----- Data extract
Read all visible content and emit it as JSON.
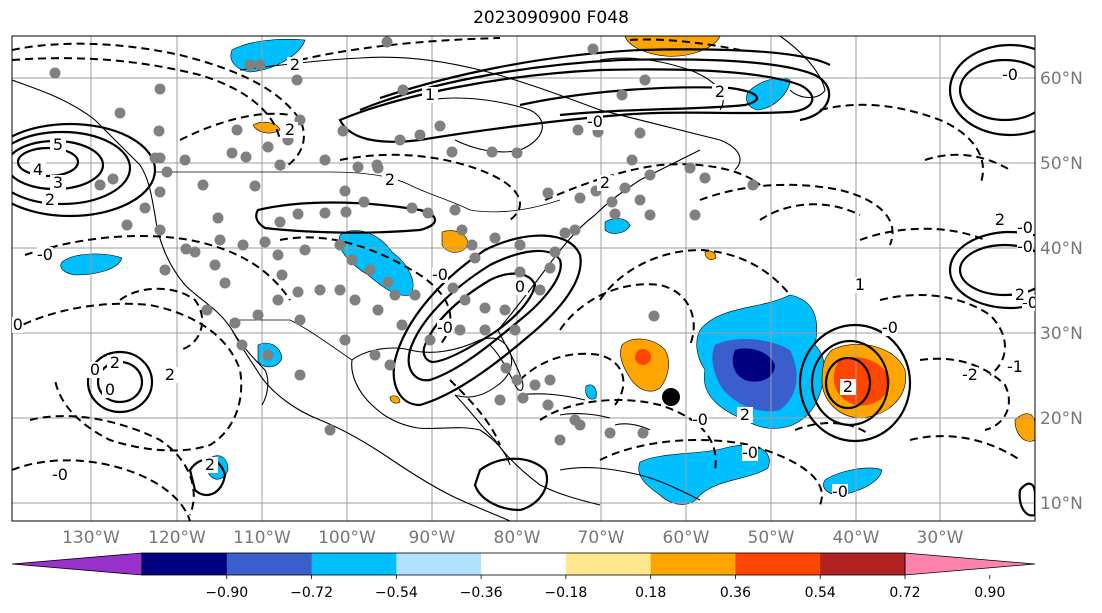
{
  "title": "2023090900 F048",
  "colors": {
    "gridline": "#9e9e9e",
    "coastline": "#000000",
    "axis_label": "#777777",
    "station_dot": "#808080"
  },
  "lon_ticks": [
    "130°W",
    "120°W",
    "110°W",
    "100°W",
    "90°W",
    "80°W",
    "70°W",
    "60°W",
    "50°W",
    "40°W",
    "30°W"
  ],
  "lat_ticks": [
    "60°N",
    "50°N",
    "40°N",
    "30°N",
    "20°N",
    "10°N"
  ],
  "colorbar": {
    "labels": [
      "−0.90",
      "−0.72",
      "−0.54",
      "−0.36",
      "−0.18",
      "0.18",
      "0.36",
      "0.54",
      "0.72",
      "0.90"
    ],
    "colors": [
      "#9932cc",
      "#000080",
      "#3a5fcd",
      "#00bfff",
      "#b0e2ff",
      "#ffffff",
      "#ffe88c",
      "#ffa500",
      "#ff4500",
      "#b22222",
      "#ff82ab"
    ],
    "extend": "both"
  },
  "contour_labels": [
    "2",
    "2",
    "-0",
    "-0",
    "0",
    "2",
    "5",
    "4",
    "3",
    "2",
    "-0",
    "2",
    "0",
    "2",
    "2",
    "-0",
    "-0",
    "1",
    "2",
    "-0",
    "2",
    "-0",
    "-0",
    "2",
    "-0",
    "-0",
    "2",
    "-2",
    "-0",
    "-1",
    "-0",
    "-0",
    "2",
    "0",
    "2",
    "1",
    "-0"
  ]
}
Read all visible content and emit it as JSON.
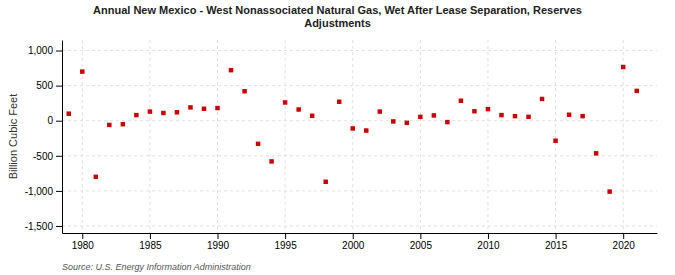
{
  "chart_data": {
    "type": "scatter",
    "title": "Annual New Mexico - West Nonassociated Natural Gas, Wet After Lease Separation, Reserves\nAdjustments",
    "ylabel": "Billion Cubic Feet",
    "source": "Source: U.S. Energy Information Administration",
    "color": "#cc0000",
    "marker": "square",
    "grid": true,
    "x": [
      1979,
      1980,
      1981,
      1982,
      1983,
      1984,
      1985,
      1986,
      1987,
      1988,
      1989,
      1990,
      1991,
      1992,
      1993,
      1994,
      1995,
      1996,
      1997,
      1998,
      1999,
      2000,
      2001,
      2002,
      2003,
      2004,
      2005,
      2006,
      2007,
      2008,
      2009,
      2010,
      2011,
      2012,
      2013,
      2014,
      2015,
      2016,
      2017,
      2018,
      2019,
      2020,
      2021
    ],
    "values": [
      100,
      700,
      -800,
      -60,
      -50,
      80,
      130,
      110,
      120,
      190,
      170,
      180,
      720,
      420,
      -330,
      -580,
      260,
      160,
      70,
      -870,
      270,
      -110,
      -140,
      130,
      -10,
      -30,
      55,
      75,
      -20,
      285,
      135,
      165,
      80,
      65,
      55,
      310,
      -285,
      85,
      65,
      -465,
      -1010,
      765,
      425
    ],
    "xlim": [
      1978.5,
      2022.5
    ],
    "xticks": [
      1980,
      1985,
      1990,
      1995,
      2000,
      2005,
      2010,
      2015,
      2020
    ],
    "ylim": [
      -1600,
      1150
    ],
    "yticks": [
      {
        "value": -1500,
        "label": "-1,500"
      },
      {
        "value": -1000,
        "label": "-1,000"
      },
      -500,
      0,
      500,
      {
        "value": 1000,
        "label": "1,000"
      }
    ]
  }
}
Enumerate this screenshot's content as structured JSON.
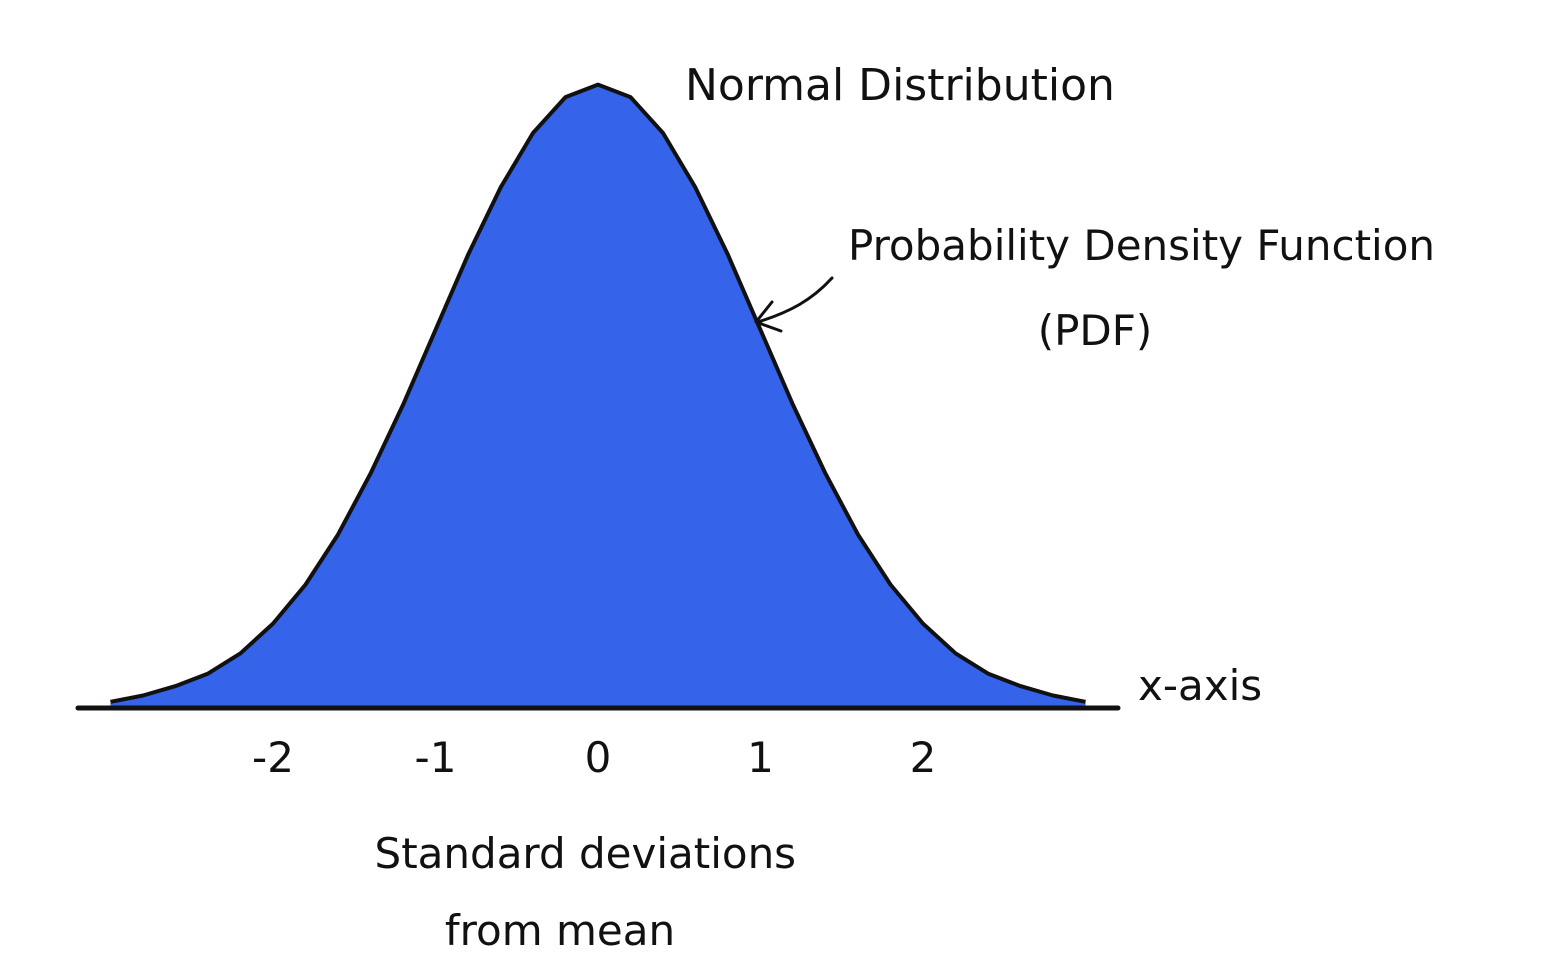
----------
- Given request
Without the pictures, transcribe the listing above exactly.

- Solution for this problem
Read all visible content and emit it as JSON.
{
  "title": "2023090900 F048",
  "colors": {
    "gridline": "#9e9e9e",
    "coastline": "#000000",
    "axis_label": "#777777",
    "station_dot": "#808080"
  },
  "lon_ticks": [
    "130°W",
    "120°W",
    "110°W",
    "100°W",
    "90°W",
    "80°W",
    "70°W",
    "60°W",
    "50°W",
    "40°W",
    "30°W"
  ],
  "lat_ticks": [
    "60°N",
    "50°N",
    "40°N",
    "30°N",
    "20°N",
    "10°N"
  ],
  "colorbar": {
    "labels": [
      "−0.90",
      "−0.72",
      "−0.54",
      "−0.36",
      "−0.18",
      "0.18",
      "0.36",
      "0.54",
      "0.72",
      "0.90"
    ],
    "colors": [
      "#9932cc",
      "#000080",
      "#3a5fcd",
      "#00bfff",
      "#b0e2ff",
      "#ffffff",
      "#ffe88c",
      "#ffa500",
      "#ff4500",
      "#b22222",
      "#ff82ab"
    ],
    "extend": "both"
  },
  "contour_labels": [
    "2",
    "2",
    "-0",
    "-0",
    "0",
    "2",
    "5",
    "4",
    "3",
    "2",
    "-0",
    "2",
    "0",
    "2",
    "2",
    "-0",
    "-0",
    "1",
    "2",
    "-0",
    "2",
    "-0",
    "-0",
    "2",
    "-0",
    "-0",
    "2",
    "-2",
    "-0",
    "-1",
    "-0",
    "-0",
    "2",
    "0",
    "2",
    "1",
    "-0"
  ]
}
Read all visible content and emit it as JSON.
{
  "chart_data": {
    "type": "scatter",
    "title": "Annual New Mexico - West Nonassociated Natural Gas, Wet After Lease Separation, Reserves\nAdjustments",
    "ylabel": "Billion Cubic Feet",
    "source": "Source: U.S. Energy Information Administration",
    "color": "#cc0000",
    "marker": "square",
    "grid": true,
    "x": [
      1979,
      1980,
      1981,
      1982,
      1983,
      1984,
      1985,
      1986,
      1987,
      1988,
      1989,
      1990,
      1991,
      1992,
      1993,
      1994,
      1995,
      1996,
      1997,
      1998,
      1999,
      2000,
      2001,
      2002,
      2003,
      2004,
      2005,
      2006,
      2007,
      2008,
      2009,
      2010,
      2011,
      2012,
      2013,
      2014,
      2015,
      2016,
      2017,
      2018,
      2019,
      2020,
      2021
    ],
    "values": [
      100,
      700,
      -800,
      -60,
      -50,
      80,
      130,
      110,
      120,
      190,
      170,
      180,
      720,
      420,
      -330,
      -580,
      260,
      160,
      70,
      -870,
      270,
      -110,
      -140,
      130,
      -10,
      -30,
      55,
      75,
      -20,
      285,
      135,
      165,
      80,
      65,
      55,
      310,
      -285,
      85,
      65,
      -465,
      -1010,
      765,
      425
    ],
    "xlim": [
      1978.5,
      2022.5
    ],
    "xticks": [
      1980,
      1985,
      1990,
      1995,
      2000,
      2005,
      2010,
      2015,
      2020
    ],
    "ylim": [
      -1600,
      1150
    ],
    "yticks": [
      {
        "value": -1500,
        "label": "-1,500"
      },
      {
        "value": -1000,
        "label": "-1,000"
      },
      -500,
      0,
      500,
      {
        "value": 1000,
        "label": "1,000"
      }
    ]
  }
}
Enumerate this screenshot's content as structured JSON.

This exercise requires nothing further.